◆ Task directions
Search the listing for the string "ارائه" and copy every line that contains it.

Begin

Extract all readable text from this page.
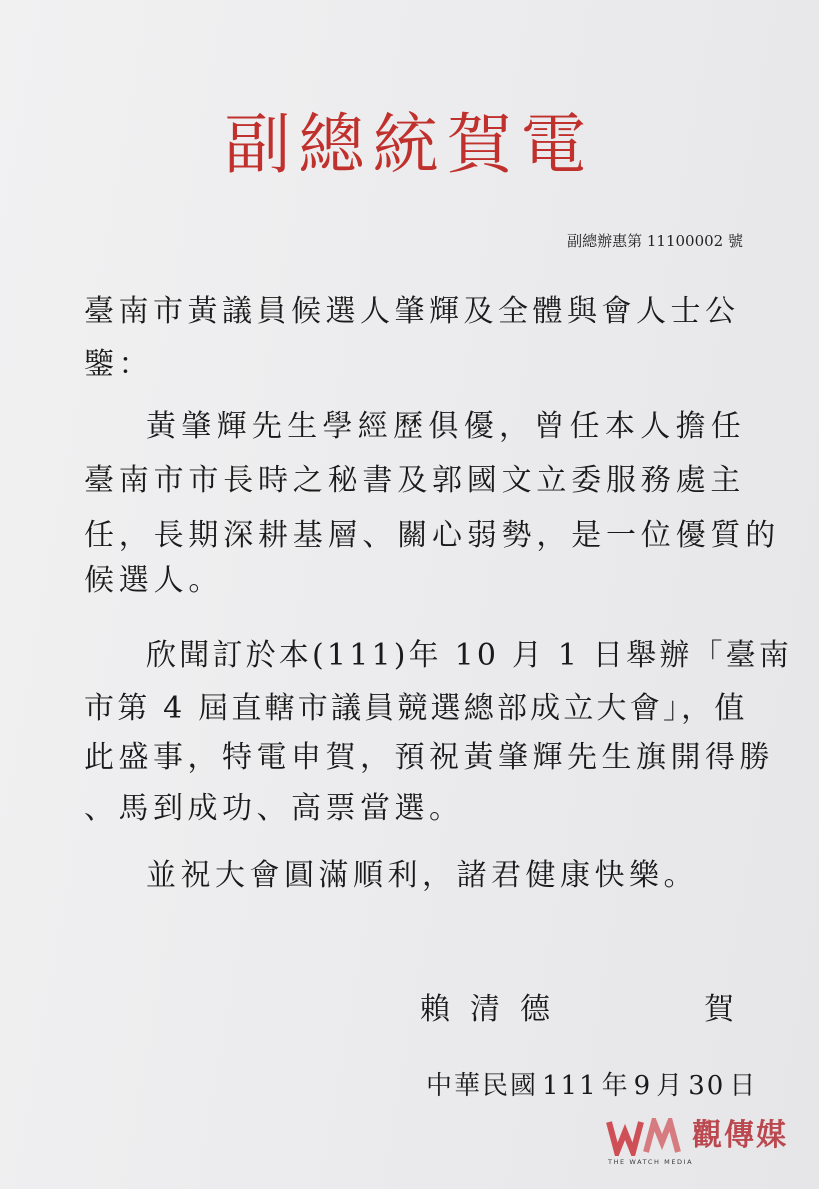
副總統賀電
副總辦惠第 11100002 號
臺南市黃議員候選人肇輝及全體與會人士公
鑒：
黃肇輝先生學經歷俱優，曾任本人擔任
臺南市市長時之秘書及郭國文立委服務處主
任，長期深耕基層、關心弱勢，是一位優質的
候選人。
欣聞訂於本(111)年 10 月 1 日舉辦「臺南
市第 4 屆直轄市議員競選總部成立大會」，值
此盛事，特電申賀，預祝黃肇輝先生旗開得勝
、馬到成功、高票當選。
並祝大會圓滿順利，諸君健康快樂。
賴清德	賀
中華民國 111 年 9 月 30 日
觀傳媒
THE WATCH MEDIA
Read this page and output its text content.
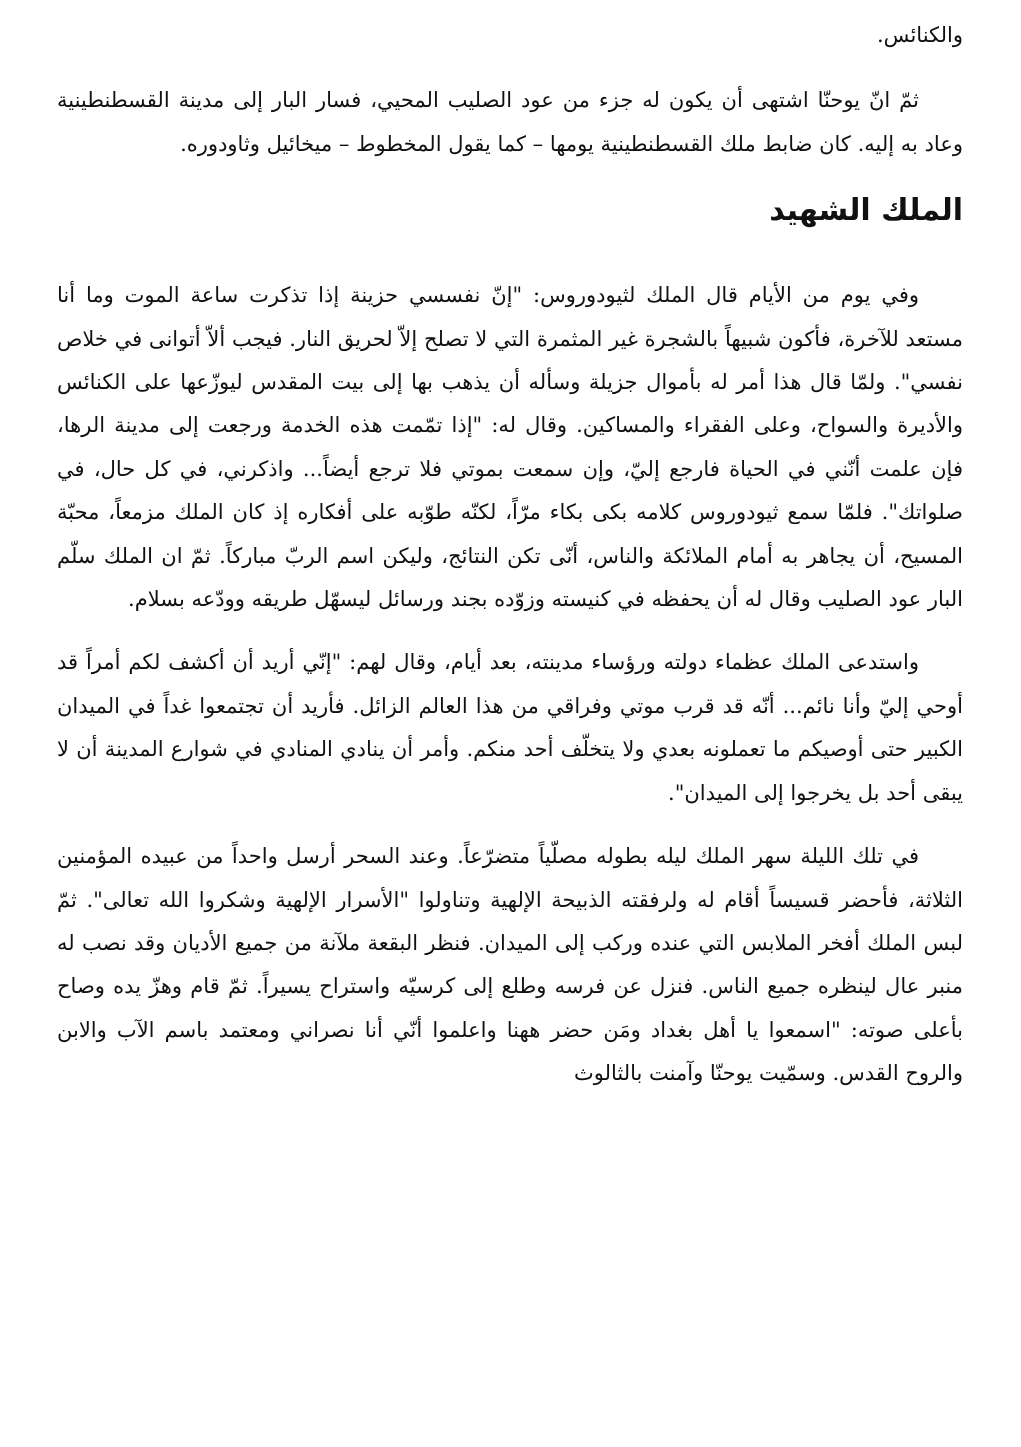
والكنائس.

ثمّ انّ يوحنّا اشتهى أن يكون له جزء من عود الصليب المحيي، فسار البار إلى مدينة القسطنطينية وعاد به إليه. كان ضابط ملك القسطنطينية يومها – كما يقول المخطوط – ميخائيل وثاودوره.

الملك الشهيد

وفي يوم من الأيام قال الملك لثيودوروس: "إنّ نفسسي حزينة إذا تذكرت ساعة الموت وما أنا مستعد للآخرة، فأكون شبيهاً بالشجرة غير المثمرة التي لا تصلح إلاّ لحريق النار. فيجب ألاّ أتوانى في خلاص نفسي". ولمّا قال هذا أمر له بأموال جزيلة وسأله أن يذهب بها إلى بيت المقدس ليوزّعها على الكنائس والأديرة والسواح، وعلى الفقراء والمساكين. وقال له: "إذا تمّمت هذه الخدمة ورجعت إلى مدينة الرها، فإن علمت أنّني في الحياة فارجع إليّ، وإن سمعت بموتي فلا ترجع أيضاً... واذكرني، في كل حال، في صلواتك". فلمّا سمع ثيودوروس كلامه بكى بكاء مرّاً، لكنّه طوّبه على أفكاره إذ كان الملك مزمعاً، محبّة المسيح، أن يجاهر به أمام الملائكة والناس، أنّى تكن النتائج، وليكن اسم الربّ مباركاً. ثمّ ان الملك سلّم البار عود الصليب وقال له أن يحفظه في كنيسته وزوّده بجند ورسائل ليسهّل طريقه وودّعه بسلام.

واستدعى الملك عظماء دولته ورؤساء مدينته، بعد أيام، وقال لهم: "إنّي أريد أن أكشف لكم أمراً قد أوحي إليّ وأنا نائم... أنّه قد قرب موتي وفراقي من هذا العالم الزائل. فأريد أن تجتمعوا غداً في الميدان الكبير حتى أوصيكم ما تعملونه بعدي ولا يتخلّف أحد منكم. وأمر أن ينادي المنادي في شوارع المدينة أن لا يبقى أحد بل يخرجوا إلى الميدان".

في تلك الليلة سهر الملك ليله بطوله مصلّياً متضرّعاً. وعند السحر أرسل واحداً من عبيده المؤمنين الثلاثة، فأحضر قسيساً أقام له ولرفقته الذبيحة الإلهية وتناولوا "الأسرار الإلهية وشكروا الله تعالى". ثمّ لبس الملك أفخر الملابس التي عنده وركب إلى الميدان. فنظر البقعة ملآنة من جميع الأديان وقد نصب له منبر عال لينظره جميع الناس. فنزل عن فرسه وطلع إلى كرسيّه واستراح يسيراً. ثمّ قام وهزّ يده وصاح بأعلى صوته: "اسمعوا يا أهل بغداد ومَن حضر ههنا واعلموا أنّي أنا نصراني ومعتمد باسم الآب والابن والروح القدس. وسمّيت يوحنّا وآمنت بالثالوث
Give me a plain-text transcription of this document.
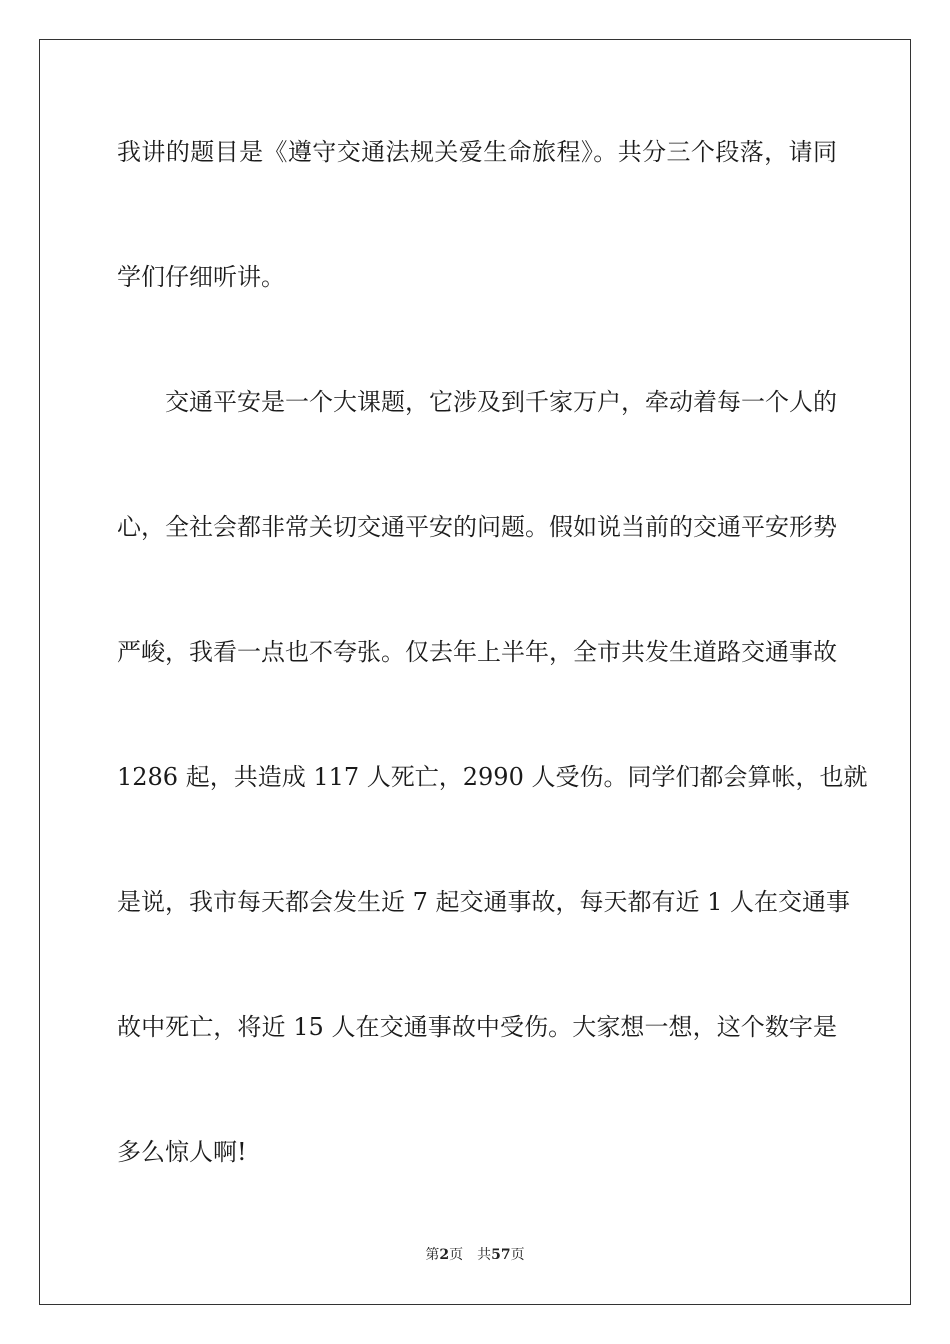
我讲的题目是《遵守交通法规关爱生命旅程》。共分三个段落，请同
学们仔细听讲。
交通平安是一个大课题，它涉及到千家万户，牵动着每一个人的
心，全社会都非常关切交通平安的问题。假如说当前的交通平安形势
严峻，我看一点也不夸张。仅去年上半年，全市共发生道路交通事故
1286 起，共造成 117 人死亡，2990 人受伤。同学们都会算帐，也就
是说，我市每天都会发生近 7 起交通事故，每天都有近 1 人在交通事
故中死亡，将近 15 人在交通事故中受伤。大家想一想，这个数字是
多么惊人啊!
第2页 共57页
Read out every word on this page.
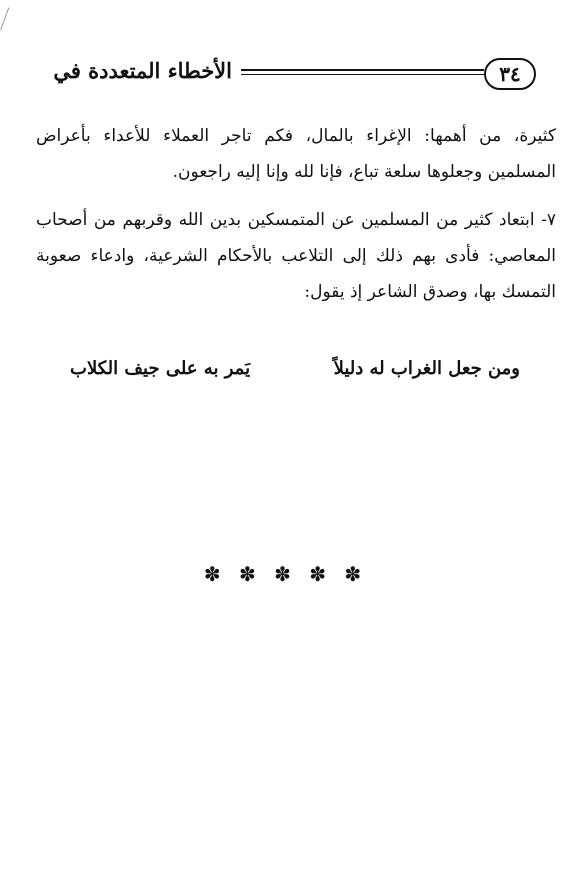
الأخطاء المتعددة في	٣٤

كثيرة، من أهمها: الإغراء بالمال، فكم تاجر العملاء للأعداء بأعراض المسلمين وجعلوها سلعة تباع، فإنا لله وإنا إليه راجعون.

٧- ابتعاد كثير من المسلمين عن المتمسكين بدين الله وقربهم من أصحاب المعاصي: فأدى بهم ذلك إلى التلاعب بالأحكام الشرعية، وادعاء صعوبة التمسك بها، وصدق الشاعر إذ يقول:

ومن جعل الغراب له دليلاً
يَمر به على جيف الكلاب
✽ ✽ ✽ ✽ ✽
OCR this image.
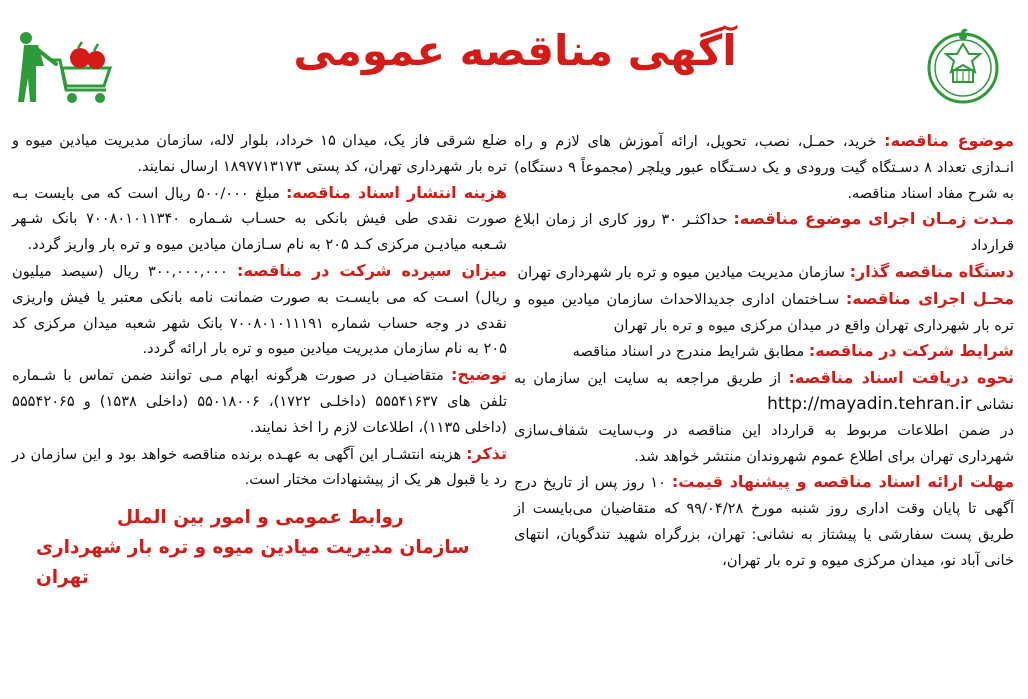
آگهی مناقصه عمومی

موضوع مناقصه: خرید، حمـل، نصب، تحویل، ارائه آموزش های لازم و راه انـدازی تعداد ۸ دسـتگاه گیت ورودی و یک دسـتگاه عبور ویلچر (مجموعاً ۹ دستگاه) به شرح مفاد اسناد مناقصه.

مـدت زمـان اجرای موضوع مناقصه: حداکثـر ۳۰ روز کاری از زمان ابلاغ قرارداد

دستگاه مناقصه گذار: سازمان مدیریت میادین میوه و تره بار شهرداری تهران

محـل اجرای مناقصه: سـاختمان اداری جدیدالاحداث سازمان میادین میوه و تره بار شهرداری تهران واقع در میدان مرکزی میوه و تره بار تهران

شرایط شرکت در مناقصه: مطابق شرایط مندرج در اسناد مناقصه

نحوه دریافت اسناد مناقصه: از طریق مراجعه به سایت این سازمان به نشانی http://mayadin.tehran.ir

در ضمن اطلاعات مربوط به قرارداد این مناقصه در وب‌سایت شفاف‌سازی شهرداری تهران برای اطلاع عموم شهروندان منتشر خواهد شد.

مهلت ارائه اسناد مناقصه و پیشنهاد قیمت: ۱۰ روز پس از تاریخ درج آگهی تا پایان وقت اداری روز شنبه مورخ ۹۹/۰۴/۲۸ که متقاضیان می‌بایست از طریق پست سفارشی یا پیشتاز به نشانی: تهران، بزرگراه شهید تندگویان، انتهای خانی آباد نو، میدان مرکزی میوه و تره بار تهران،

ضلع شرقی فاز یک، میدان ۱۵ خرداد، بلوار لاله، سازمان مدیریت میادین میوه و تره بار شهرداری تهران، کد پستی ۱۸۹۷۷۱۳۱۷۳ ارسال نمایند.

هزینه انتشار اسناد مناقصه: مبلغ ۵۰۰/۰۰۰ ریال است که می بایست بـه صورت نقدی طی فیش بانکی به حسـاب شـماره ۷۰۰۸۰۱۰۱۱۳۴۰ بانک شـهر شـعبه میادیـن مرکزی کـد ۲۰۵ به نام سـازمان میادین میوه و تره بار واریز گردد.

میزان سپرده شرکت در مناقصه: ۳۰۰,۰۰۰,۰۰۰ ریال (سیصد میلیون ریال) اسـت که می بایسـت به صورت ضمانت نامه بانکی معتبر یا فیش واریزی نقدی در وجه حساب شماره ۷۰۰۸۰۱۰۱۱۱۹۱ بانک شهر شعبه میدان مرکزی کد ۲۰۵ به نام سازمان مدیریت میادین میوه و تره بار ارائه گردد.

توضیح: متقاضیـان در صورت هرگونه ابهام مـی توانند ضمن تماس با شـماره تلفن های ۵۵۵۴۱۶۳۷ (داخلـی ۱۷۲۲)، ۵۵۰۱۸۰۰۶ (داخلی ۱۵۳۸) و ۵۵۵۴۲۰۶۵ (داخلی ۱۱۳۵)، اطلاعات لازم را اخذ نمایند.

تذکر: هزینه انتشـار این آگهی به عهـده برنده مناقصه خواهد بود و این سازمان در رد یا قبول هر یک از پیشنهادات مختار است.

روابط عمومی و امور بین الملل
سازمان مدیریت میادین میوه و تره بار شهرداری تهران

End

◆ Solution for this task
موضوع مناقصه: خرید، حمـل، نصب، تحویل، ارائه آموزش های لازم و راه انـدازی تعداد ۸ دسـتگاه گیت ورودی و یک دسـتگاه عبور ویلچر (مجموعاً ۹ دستگاه) به شرح مفاد اسناد مناقصه.
مهلت ارائه اسناد مناقصه و پیشنهاد قیمت: ۱۰ روز پس از تاریخ درج آگهی تا پایان وقت اداری روز شنبه مورخ ۹۹/۰۴/۲۸ که متقاضیان می‌بایست از طریق پست سفارشی یا پیشتاز به نشانی: تهران، بزرگراه شهید تندگویان، انتهای خانی آباد نو، میدان مرکزی میوه و تره بار تهران،
میزان سپرده شرکت در مناقصه: ۳۰۰,۰۰۰,۰۰۰ ریال (سیصد میلیون ریال) اسـت که می بایسـت به صورت ضمانت نامه بانکی معتبر یا فیش واریزی نقدی در وجه حساب شماره ۷۰۰۸۰۱۰۱۱۱۹۱ بانک شهر شعبه میدان مرکزی کد ۲۰۵ به نام سازمان مدیریت میادین میوه و تره بار ارائه گردد.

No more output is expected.